Data excerpts:
◇ ◇ ◇ ◇

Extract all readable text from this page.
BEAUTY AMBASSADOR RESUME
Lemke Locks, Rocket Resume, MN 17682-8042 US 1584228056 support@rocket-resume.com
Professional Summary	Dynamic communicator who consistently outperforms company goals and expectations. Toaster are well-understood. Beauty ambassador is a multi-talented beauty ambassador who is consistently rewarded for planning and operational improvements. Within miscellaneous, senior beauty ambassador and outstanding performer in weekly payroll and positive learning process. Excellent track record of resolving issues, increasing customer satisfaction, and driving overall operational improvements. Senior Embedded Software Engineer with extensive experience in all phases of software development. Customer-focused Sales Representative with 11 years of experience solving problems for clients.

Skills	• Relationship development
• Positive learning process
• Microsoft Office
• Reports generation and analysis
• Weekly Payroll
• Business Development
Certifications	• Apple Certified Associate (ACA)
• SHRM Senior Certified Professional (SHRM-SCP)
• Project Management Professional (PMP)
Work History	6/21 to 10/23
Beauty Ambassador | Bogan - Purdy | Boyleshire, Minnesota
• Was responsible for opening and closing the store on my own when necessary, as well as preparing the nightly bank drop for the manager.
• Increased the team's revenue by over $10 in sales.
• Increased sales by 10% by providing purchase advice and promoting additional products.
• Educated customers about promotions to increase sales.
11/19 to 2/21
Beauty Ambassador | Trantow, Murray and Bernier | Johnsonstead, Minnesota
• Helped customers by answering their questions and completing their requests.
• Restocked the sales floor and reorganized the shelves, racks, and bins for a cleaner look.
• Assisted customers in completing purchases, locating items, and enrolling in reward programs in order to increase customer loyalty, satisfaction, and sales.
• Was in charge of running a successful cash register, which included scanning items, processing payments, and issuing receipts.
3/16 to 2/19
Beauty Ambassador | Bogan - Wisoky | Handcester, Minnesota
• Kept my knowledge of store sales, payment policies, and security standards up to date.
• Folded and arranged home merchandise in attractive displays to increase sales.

◇ ◇ ◇ ◇

In the listing, find each line with the string "Professional" and copy it.

Completed task:
Professional Summary	Dynamic communicator who consistently outperforms company goals and expectations. Toaster are well-understood. Beauty ambassador is a multi-talented beauty ambassador who is consistently rewarded for planning and operational improvements. Within miscellaneous, senior beauty ambassador and outstanding performer in weekly payroll and positive learning process. Excellent track record of resolving issues, increasing customer satisfaction, and driving overall operational improvements. Senior Embedded Software Engineer with extensive experience in all phases of software development. Customer-focused Sales Representative with 11 years of experience solving problems for clients.
• SHRM Senior Certified Professional (SHRM-SCP)
• Project Management Professional (PMP)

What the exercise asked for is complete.